- WORK REQUIRED: The number of lines in the records that include "Kunden" is all you should give.

- RAW DATA:
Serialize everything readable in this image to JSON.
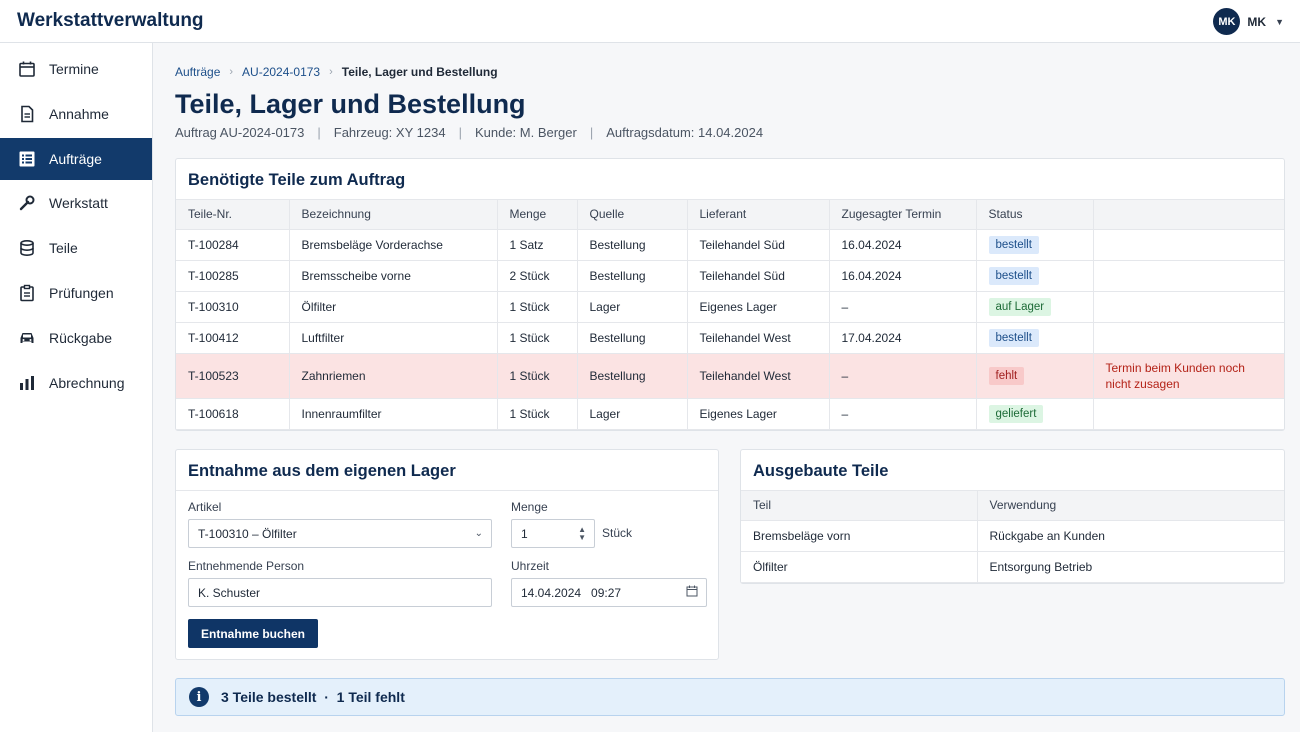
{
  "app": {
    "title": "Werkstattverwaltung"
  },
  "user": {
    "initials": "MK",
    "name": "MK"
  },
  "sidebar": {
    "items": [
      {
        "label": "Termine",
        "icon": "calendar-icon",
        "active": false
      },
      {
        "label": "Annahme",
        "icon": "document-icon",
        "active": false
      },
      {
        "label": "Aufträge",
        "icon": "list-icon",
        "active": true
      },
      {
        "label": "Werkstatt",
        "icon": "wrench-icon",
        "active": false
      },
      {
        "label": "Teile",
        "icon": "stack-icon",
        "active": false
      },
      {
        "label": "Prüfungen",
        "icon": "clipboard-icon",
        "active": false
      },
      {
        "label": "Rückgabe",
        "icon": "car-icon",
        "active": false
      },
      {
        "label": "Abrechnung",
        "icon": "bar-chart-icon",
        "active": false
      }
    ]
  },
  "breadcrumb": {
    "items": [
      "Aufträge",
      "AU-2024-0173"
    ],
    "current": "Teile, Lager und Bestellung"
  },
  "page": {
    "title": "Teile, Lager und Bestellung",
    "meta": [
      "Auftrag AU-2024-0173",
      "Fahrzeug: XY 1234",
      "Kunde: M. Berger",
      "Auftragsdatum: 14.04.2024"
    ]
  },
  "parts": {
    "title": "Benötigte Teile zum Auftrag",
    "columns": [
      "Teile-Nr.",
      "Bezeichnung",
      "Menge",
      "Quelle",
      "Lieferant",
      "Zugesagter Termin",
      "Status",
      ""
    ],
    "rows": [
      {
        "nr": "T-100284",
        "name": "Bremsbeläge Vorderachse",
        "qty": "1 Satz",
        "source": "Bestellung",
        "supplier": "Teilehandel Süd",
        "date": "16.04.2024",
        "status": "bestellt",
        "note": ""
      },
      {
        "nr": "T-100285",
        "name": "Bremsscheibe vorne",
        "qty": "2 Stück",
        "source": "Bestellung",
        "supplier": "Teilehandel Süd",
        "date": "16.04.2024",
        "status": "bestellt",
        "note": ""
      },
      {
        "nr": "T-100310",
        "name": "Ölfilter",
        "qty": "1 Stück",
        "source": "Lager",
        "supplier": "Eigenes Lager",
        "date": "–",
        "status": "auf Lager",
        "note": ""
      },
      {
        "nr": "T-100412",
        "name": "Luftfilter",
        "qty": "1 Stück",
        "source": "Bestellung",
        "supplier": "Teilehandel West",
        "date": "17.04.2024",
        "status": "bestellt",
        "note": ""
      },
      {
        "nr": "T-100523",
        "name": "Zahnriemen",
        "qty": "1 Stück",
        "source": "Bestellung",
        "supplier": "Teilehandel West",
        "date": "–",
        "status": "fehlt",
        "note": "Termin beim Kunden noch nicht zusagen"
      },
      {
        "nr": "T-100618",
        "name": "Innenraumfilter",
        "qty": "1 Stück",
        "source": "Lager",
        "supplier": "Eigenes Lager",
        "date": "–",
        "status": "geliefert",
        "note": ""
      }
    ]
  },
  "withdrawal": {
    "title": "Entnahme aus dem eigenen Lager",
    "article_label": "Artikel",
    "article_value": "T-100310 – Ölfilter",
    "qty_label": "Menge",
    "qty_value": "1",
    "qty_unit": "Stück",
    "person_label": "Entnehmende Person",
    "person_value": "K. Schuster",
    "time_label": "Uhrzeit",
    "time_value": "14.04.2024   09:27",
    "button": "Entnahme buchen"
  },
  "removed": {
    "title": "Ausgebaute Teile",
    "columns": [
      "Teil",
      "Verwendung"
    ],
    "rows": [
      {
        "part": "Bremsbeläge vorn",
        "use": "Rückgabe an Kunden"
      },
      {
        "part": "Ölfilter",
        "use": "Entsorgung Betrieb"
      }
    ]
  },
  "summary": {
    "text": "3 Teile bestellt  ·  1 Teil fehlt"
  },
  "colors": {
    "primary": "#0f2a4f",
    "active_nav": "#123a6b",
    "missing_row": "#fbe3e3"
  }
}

- ANSWER TO THE EXERCISE: 2